(REQUIRED TASK) Look through the records and report how many lines include the word "this", with no other words.

(DATASET ROWS)
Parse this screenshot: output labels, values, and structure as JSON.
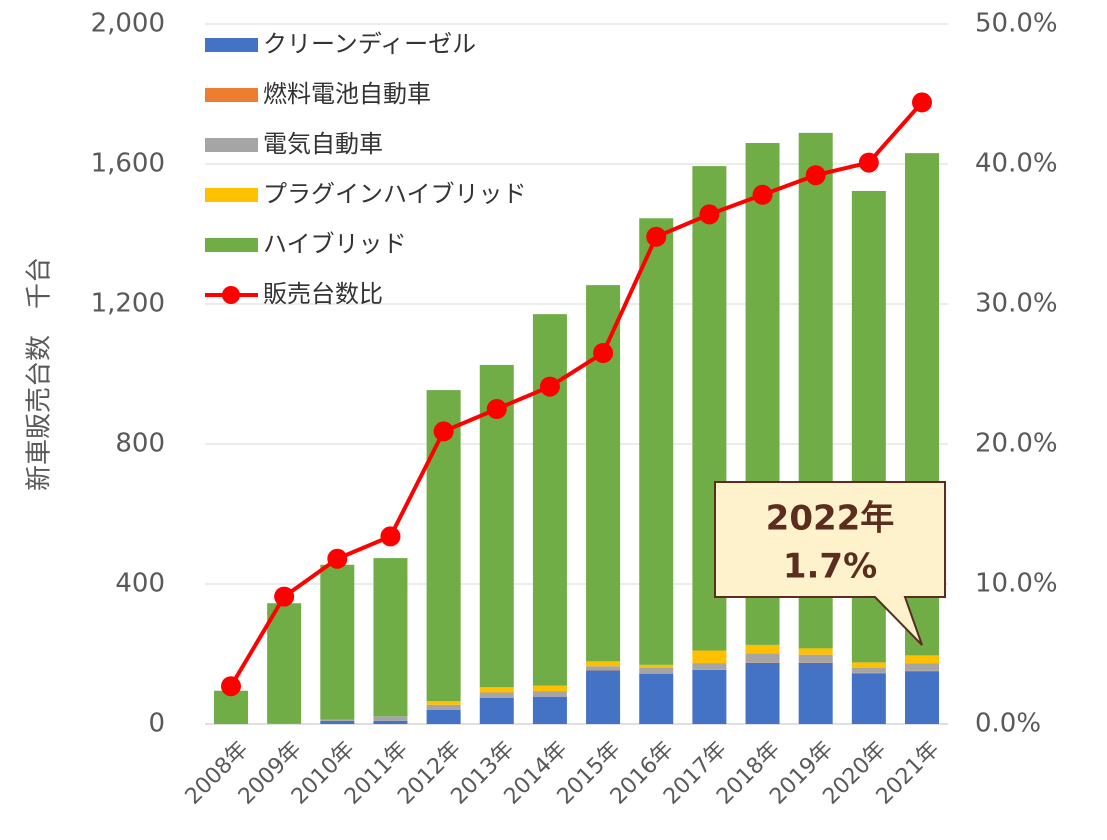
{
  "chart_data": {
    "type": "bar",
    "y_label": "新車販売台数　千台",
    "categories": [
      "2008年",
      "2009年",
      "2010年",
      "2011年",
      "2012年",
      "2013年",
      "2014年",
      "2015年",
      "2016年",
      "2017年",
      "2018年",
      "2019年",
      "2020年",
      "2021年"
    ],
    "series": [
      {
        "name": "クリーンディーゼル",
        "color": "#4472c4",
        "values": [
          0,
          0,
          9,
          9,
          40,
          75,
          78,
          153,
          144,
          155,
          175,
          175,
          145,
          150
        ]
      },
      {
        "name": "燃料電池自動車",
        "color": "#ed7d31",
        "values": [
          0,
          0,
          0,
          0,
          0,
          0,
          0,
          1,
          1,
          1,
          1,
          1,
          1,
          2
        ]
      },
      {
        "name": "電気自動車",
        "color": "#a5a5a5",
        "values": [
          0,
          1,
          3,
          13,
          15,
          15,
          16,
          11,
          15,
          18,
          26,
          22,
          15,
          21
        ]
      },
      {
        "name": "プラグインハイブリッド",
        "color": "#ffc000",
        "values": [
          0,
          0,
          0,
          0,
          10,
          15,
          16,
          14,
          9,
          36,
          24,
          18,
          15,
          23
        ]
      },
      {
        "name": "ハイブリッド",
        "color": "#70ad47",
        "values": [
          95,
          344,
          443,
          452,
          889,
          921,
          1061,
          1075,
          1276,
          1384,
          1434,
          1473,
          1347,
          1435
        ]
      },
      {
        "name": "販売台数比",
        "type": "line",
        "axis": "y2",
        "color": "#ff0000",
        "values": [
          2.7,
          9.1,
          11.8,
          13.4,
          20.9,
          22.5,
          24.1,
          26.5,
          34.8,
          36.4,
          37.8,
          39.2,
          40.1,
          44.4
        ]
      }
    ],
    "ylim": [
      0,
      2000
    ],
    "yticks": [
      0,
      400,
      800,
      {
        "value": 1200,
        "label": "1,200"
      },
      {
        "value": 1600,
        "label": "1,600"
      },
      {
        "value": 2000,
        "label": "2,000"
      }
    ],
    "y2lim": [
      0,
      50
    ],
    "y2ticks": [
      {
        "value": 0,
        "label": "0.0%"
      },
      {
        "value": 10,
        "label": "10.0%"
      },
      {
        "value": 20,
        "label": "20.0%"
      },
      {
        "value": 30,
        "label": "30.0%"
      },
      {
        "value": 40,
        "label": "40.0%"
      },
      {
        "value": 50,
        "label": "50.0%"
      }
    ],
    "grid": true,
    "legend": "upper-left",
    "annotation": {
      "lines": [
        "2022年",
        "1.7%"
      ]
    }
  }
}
--
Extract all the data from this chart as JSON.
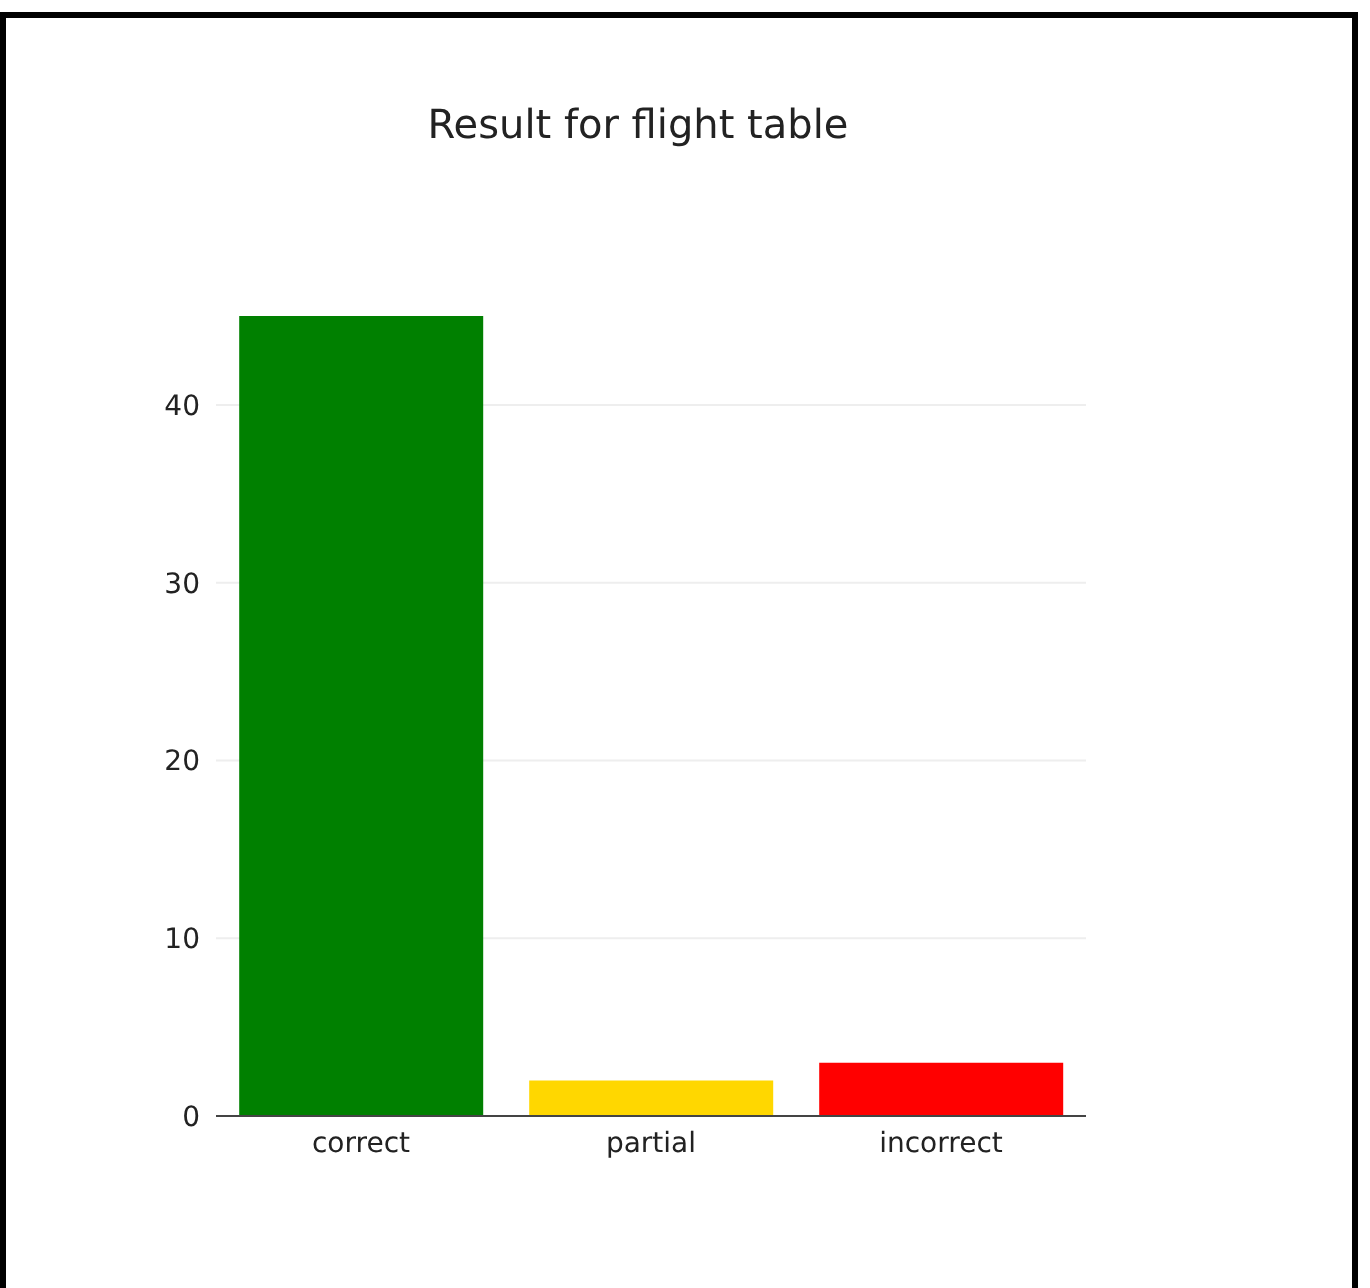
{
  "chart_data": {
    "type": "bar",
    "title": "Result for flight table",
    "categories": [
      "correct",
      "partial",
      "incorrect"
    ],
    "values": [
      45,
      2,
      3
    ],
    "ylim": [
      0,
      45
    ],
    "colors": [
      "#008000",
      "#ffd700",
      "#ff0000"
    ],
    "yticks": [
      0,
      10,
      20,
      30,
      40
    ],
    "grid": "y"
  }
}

(TASK SOLUTION) 2